Set exercise =
Reproduce every line, starting at the one that contains "Convert this document image to plain text." and ending at the last line of the data, exactly as it stands; pictures are omitted.

Items listed in a dataset:

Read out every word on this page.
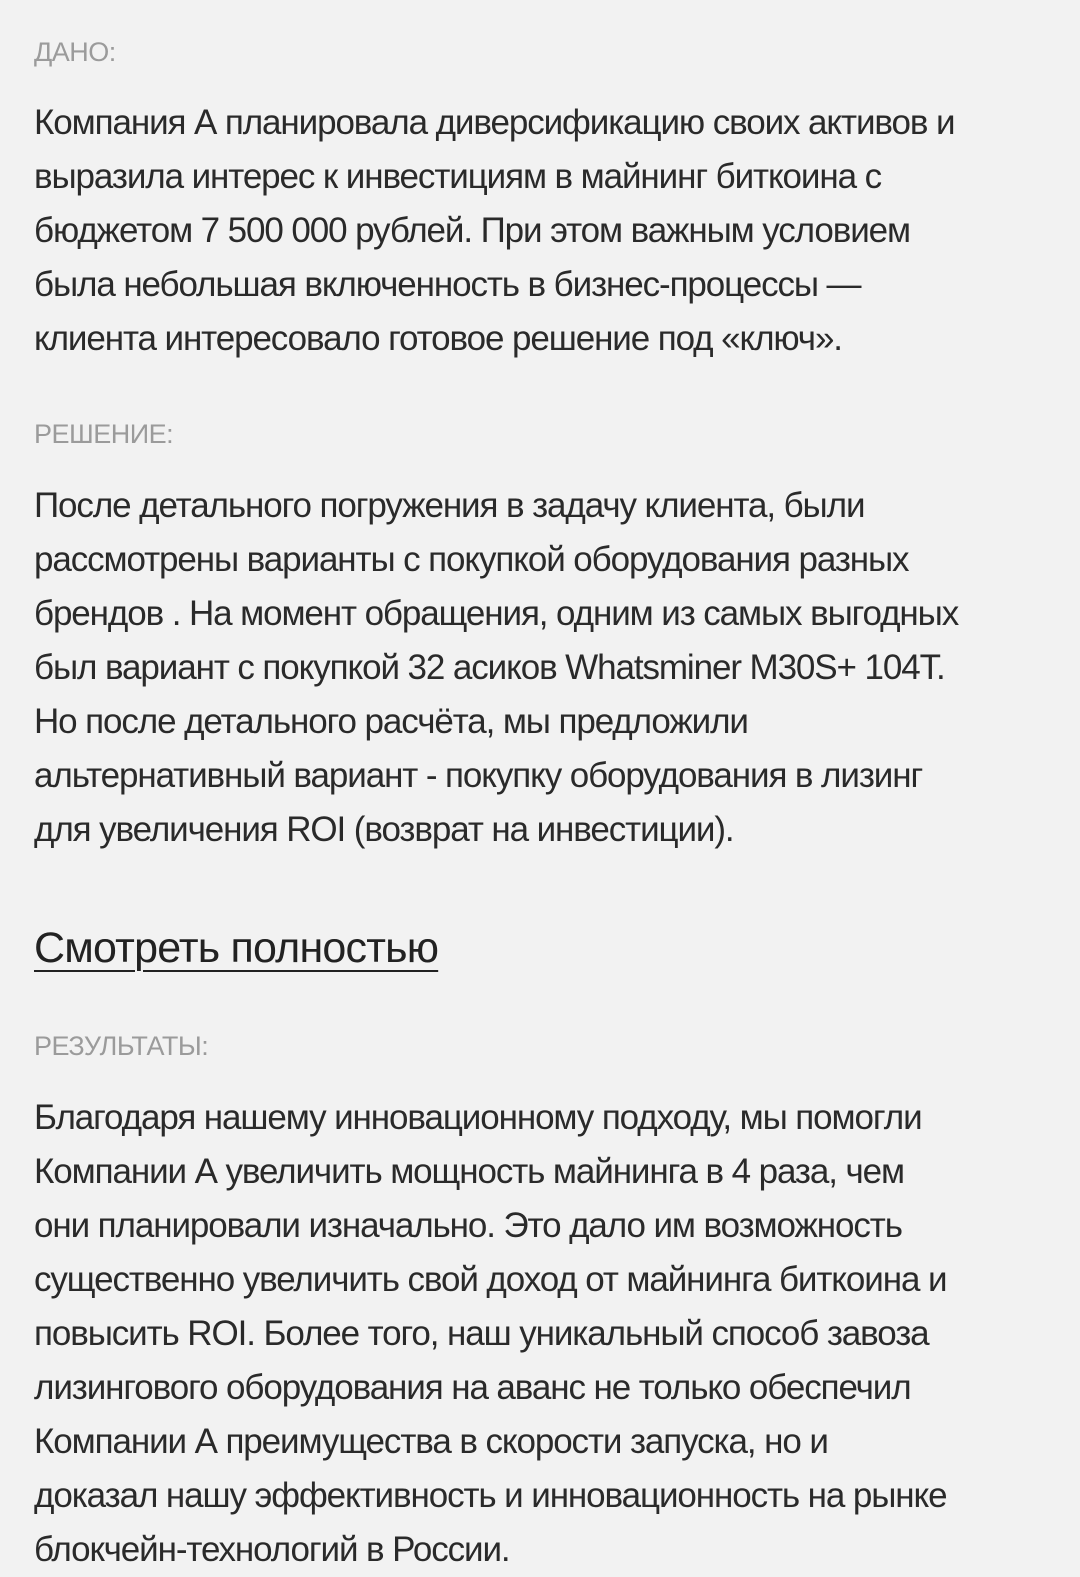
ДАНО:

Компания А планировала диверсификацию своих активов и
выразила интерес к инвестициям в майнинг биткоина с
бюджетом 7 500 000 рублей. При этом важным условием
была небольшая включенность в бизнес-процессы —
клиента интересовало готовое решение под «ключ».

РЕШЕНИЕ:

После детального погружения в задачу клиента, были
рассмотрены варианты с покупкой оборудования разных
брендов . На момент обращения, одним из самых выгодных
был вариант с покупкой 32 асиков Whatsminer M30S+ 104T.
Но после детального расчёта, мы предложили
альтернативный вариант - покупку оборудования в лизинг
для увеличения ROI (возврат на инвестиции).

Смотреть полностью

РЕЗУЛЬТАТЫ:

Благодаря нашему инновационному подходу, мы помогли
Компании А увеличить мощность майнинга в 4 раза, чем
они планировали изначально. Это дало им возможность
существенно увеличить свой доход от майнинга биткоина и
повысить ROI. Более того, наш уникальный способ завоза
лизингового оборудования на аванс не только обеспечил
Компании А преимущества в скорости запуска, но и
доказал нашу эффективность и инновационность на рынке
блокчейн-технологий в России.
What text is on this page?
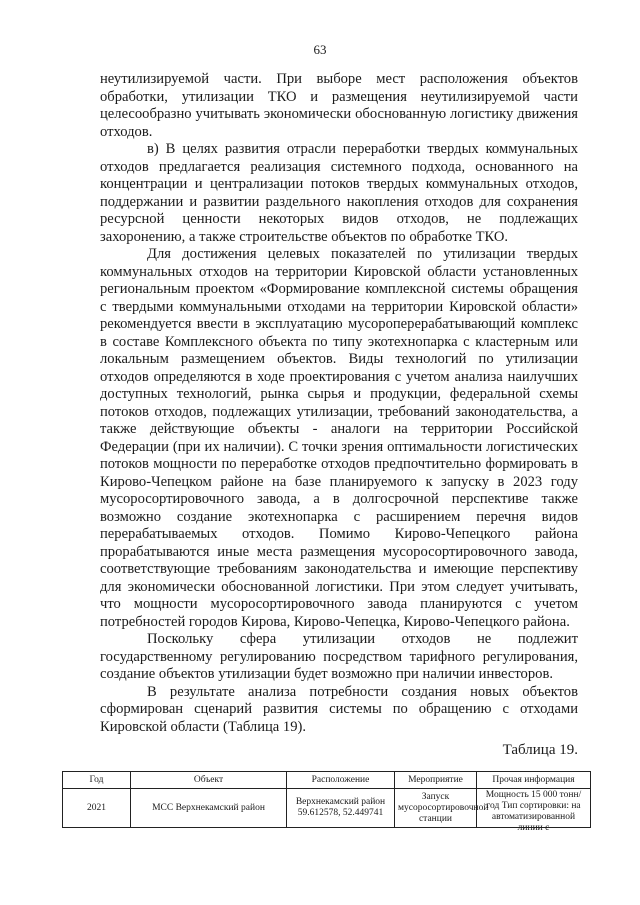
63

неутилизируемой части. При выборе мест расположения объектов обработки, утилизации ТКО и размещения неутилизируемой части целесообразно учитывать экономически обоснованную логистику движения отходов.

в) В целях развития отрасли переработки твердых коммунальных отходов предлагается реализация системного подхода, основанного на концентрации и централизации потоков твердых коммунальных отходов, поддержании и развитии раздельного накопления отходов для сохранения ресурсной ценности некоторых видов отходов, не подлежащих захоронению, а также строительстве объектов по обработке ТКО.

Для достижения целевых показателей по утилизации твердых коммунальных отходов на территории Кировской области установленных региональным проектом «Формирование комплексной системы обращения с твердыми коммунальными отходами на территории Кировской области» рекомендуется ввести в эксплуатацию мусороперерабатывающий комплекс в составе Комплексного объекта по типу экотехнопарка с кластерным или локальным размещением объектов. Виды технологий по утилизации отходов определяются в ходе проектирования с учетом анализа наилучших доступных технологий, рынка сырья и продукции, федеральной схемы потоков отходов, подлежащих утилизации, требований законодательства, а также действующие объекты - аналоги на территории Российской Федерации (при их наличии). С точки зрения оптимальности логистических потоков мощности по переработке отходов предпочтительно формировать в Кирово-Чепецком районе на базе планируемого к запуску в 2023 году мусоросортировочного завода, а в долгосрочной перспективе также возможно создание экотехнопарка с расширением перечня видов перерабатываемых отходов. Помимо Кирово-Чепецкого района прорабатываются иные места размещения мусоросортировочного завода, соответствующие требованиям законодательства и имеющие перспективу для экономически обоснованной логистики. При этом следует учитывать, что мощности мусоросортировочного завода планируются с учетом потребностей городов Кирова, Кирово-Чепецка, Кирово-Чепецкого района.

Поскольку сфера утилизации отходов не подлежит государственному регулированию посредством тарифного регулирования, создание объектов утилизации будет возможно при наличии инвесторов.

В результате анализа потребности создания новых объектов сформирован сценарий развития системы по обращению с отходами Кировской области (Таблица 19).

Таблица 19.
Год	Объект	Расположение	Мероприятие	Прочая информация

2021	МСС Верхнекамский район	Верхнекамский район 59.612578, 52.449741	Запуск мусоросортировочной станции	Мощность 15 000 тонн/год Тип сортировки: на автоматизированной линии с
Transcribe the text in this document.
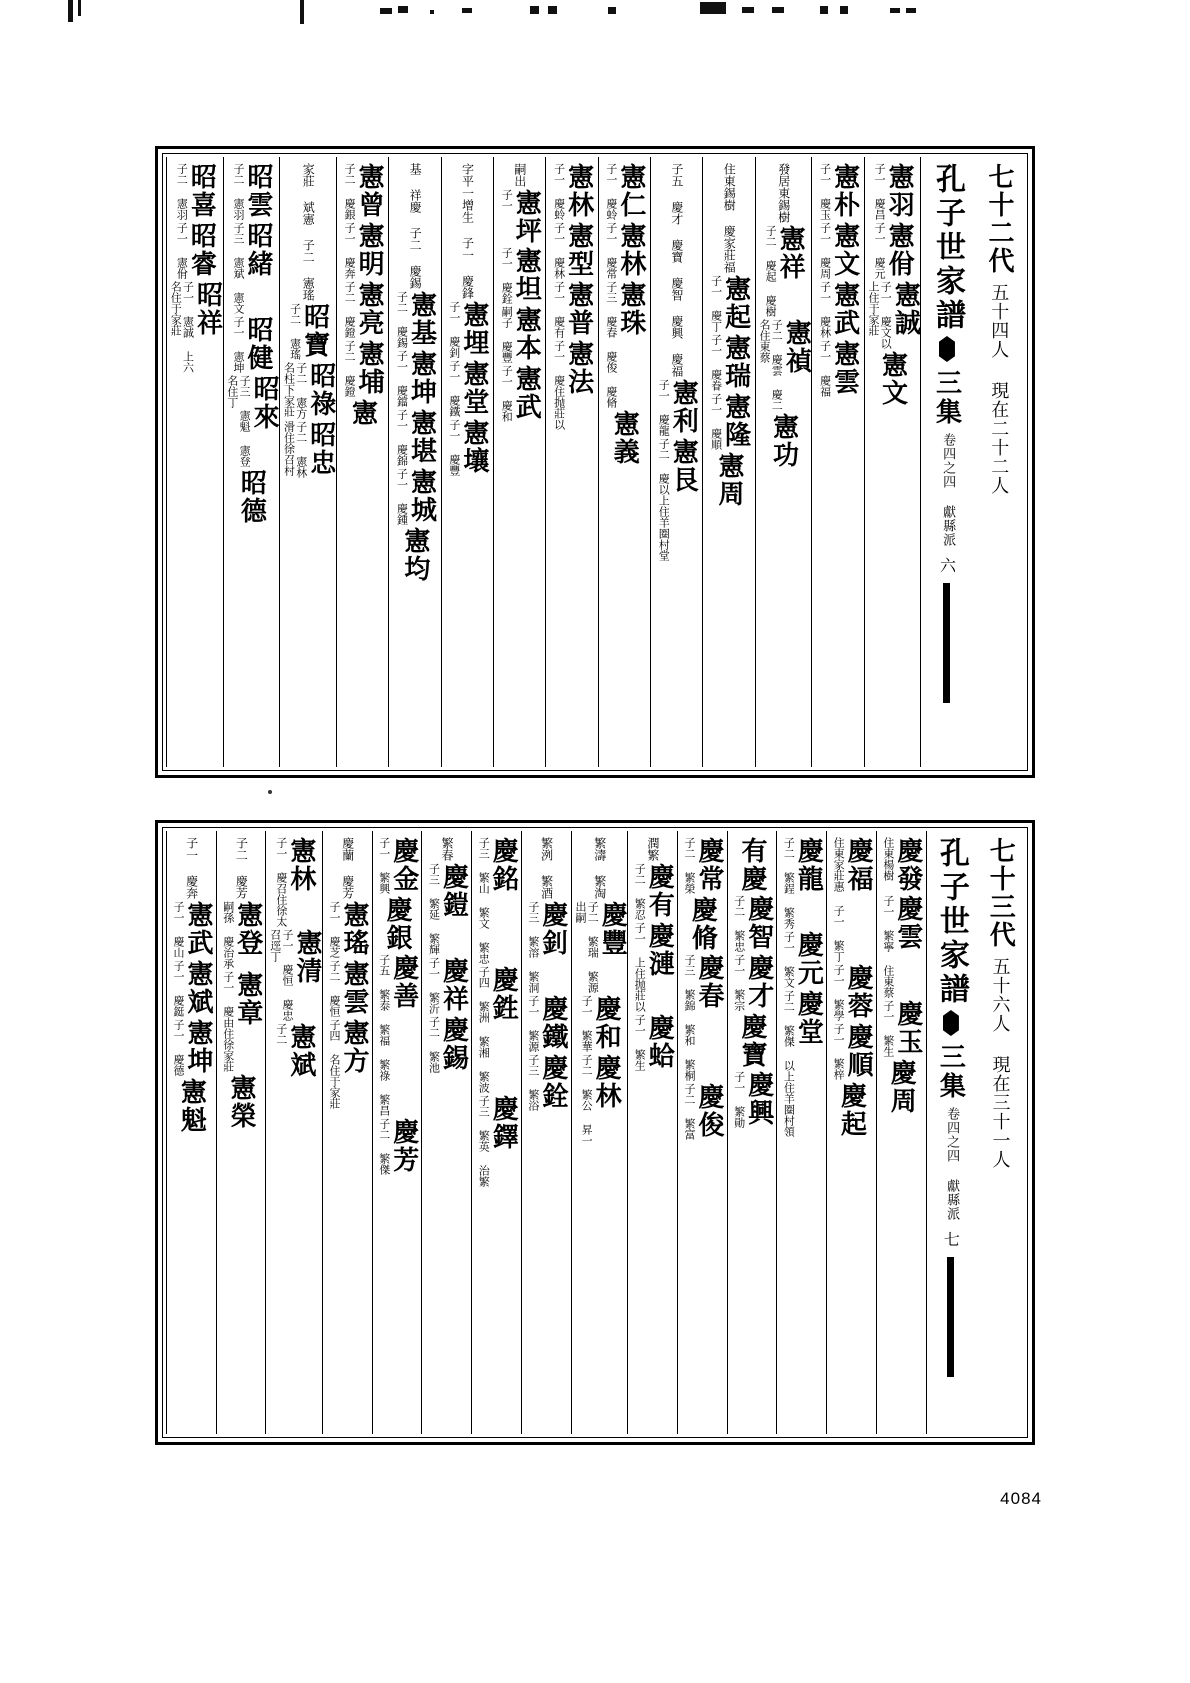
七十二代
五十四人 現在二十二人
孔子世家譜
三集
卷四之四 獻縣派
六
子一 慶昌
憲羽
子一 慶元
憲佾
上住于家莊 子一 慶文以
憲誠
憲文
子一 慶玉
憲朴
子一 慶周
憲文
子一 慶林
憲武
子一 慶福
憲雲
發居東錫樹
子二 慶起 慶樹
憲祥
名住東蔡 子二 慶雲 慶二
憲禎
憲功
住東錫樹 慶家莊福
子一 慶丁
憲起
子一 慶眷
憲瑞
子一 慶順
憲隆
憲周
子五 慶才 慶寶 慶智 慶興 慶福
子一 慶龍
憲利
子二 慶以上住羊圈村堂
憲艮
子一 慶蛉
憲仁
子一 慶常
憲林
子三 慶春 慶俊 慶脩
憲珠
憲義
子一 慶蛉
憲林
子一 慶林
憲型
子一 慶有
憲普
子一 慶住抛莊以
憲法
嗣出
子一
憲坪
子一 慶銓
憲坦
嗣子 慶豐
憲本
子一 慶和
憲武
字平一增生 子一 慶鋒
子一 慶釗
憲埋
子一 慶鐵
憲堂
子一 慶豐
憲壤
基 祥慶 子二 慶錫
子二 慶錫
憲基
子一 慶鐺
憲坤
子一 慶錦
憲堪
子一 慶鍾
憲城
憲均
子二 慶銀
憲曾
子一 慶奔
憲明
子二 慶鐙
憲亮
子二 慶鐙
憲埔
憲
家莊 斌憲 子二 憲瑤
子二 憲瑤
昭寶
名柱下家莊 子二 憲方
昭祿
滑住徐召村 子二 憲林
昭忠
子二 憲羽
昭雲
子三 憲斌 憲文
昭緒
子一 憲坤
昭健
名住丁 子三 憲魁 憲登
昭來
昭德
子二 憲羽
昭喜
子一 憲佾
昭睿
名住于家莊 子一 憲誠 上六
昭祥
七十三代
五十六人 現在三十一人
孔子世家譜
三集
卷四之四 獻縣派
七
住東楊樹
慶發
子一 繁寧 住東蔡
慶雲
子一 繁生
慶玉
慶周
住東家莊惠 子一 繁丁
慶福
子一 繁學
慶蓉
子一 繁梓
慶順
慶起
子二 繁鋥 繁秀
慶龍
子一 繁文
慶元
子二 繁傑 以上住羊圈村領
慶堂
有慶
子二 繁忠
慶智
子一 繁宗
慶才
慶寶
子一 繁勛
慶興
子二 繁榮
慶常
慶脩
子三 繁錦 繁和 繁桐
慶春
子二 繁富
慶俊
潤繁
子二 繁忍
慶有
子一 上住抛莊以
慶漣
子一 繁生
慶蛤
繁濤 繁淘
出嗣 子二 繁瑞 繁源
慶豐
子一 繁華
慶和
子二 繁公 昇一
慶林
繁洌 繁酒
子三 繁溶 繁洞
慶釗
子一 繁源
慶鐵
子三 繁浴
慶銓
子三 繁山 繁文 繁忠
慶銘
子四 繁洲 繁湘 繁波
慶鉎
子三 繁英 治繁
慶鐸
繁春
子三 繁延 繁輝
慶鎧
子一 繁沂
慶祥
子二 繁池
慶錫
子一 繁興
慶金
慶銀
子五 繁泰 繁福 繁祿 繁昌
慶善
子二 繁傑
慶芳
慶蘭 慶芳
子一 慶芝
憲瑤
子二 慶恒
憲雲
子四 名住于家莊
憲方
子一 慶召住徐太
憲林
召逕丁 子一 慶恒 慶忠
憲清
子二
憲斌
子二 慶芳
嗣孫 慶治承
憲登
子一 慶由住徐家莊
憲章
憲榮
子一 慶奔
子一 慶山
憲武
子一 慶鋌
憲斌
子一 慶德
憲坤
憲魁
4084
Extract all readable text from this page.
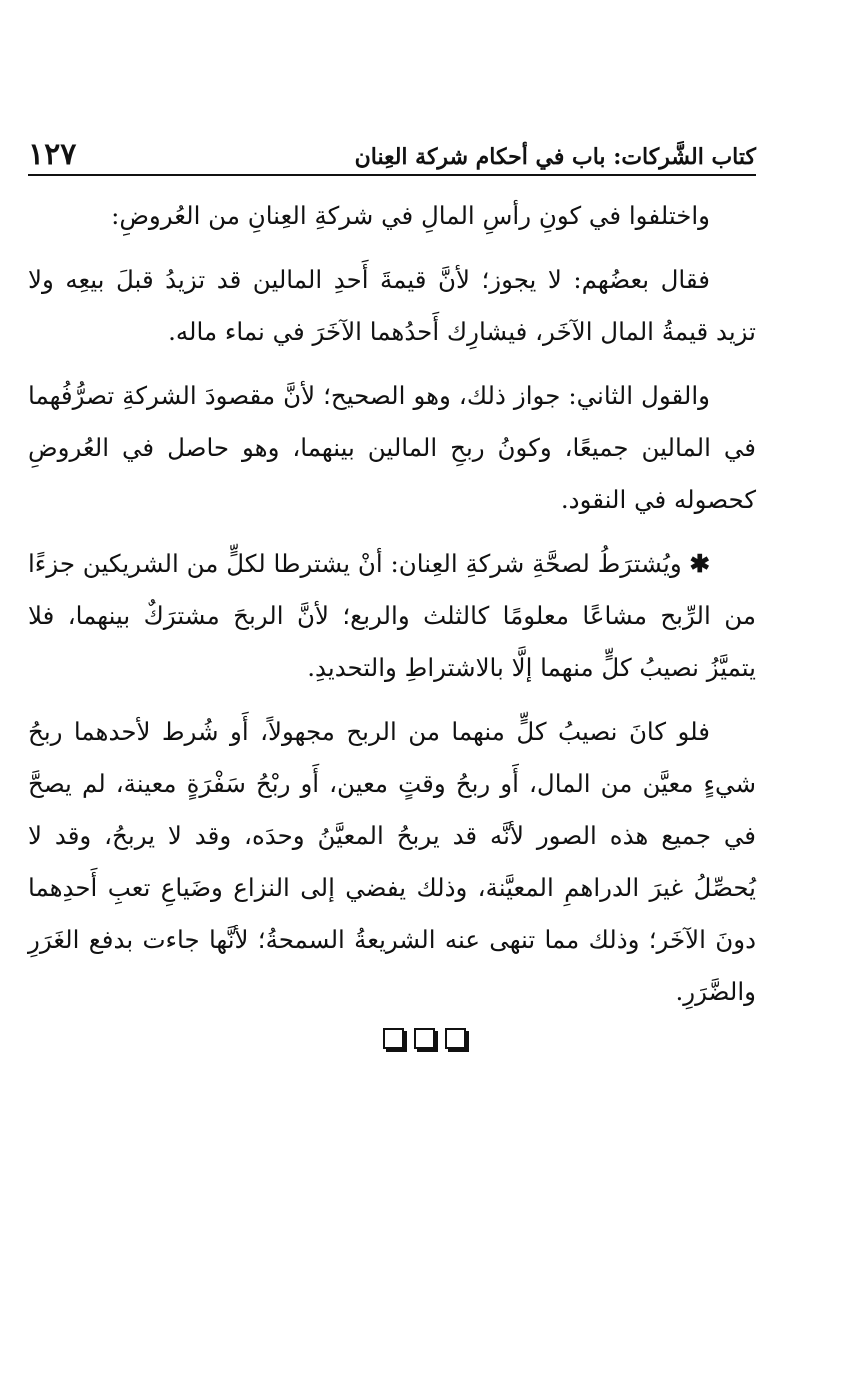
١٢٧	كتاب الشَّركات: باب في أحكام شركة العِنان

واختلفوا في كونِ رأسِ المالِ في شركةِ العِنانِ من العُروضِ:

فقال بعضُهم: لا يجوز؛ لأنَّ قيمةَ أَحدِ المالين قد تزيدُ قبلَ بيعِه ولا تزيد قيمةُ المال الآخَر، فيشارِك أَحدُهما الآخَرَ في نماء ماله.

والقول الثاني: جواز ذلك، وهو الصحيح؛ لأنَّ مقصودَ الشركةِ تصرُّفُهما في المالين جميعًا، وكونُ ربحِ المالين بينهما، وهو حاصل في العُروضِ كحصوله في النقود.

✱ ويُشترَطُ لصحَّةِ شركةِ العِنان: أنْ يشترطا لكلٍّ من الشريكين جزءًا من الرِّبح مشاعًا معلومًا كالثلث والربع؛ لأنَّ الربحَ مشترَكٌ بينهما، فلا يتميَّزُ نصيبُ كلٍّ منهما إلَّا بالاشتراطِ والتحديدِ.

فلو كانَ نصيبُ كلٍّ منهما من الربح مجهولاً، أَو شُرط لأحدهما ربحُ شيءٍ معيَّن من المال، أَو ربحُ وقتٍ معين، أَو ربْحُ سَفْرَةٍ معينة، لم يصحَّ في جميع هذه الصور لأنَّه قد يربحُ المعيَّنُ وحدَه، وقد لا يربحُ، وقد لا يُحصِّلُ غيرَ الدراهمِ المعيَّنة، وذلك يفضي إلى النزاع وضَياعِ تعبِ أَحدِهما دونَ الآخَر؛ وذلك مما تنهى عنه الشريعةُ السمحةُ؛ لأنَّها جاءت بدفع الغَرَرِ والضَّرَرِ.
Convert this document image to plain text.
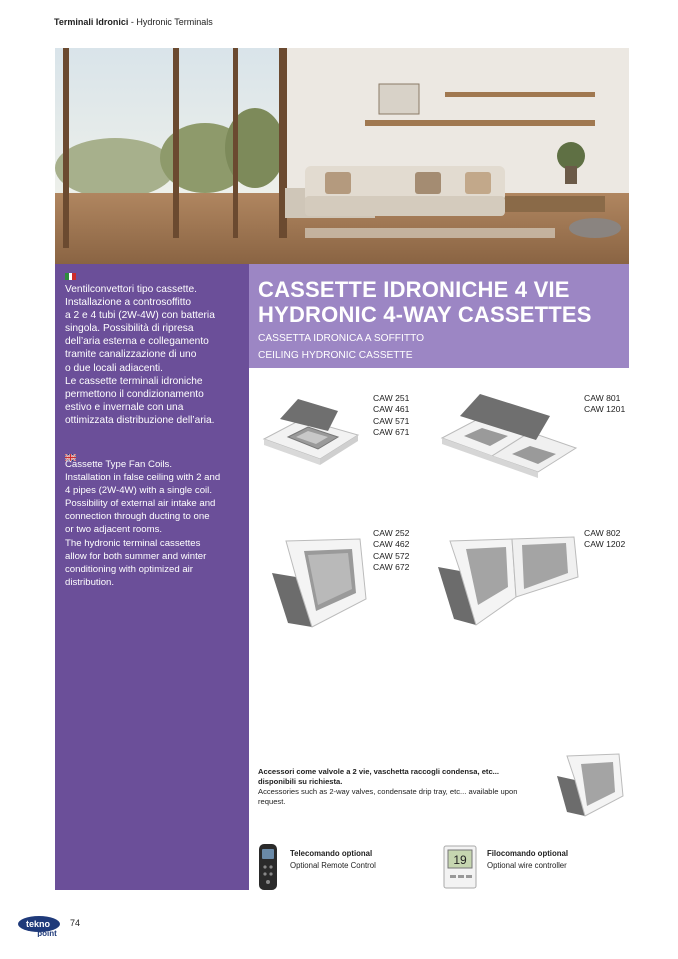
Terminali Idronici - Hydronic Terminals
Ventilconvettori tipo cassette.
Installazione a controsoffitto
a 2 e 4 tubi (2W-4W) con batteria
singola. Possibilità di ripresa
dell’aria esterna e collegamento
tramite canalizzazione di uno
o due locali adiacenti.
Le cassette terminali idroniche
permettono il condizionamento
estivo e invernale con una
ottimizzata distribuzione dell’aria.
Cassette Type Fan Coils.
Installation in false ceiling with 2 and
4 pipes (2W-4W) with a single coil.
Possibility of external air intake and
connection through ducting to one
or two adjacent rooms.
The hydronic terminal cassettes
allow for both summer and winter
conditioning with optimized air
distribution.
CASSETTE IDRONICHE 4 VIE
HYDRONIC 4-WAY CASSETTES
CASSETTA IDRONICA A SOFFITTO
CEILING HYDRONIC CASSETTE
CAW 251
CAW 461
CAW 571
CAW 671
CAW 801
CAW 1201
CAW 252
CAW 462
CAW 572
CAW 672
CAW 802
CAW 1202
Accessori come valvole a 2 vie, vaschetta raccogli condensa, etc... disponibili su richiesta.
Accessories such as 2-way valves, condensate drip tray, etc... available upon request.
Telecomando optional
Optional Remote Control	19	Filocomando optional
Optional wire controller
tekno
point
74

In response =
Convert this document image to plain text.
Terminali Idronici - Hydronic Terminals
Ventilconvettori tipo cassette.
Installazione a controsoffitto
a 2 e 4 tubi (2W-4W) con batteria
singola. Possibilità di ripresa
dell’aria esterna e collegamento
tramite canalizzazione di uno
o due locali adiacenti.
Le cassette terminali idroniche
permettono il condizionamento
estivo e invernale con una
ottimizzata distribuzione dell’aria.
Cassette Type Fan Coils.
Installation in false ceiling with 2 and
4 pipes (2W-4W) with a single coil.
Possibility of external air intake and
connection through ducting to one
or two adjacent rooms.
The hydronic terminal cassettes
allow for both summer and winter
conditioning with optimized air
distribution.
CASSETTE IDRONICHE 4 VIE
HYDRONIC 4-WAY CASSETTES
CASSETTA IDRONICA A SOFFITTO
CEILING HYDRONIC CASSETTE
CAW 251
CAW 461
CAW 571
CAW 671
CAW 801
CAW 1201
CAW 252
CAW 462
CAW 572
CAW 672
CAW 802
CAW 1202
Accessori come valvole a 2 vie, vaschetta raccogli condensa, etc... disponibili su richiesta.
Accessories such as 2-way valves, condensate drip tray, etc... available upon request.
Telecomando optional
Optional Remote Control	19	Filocomando optional
Optional wire controller
tekno
point
74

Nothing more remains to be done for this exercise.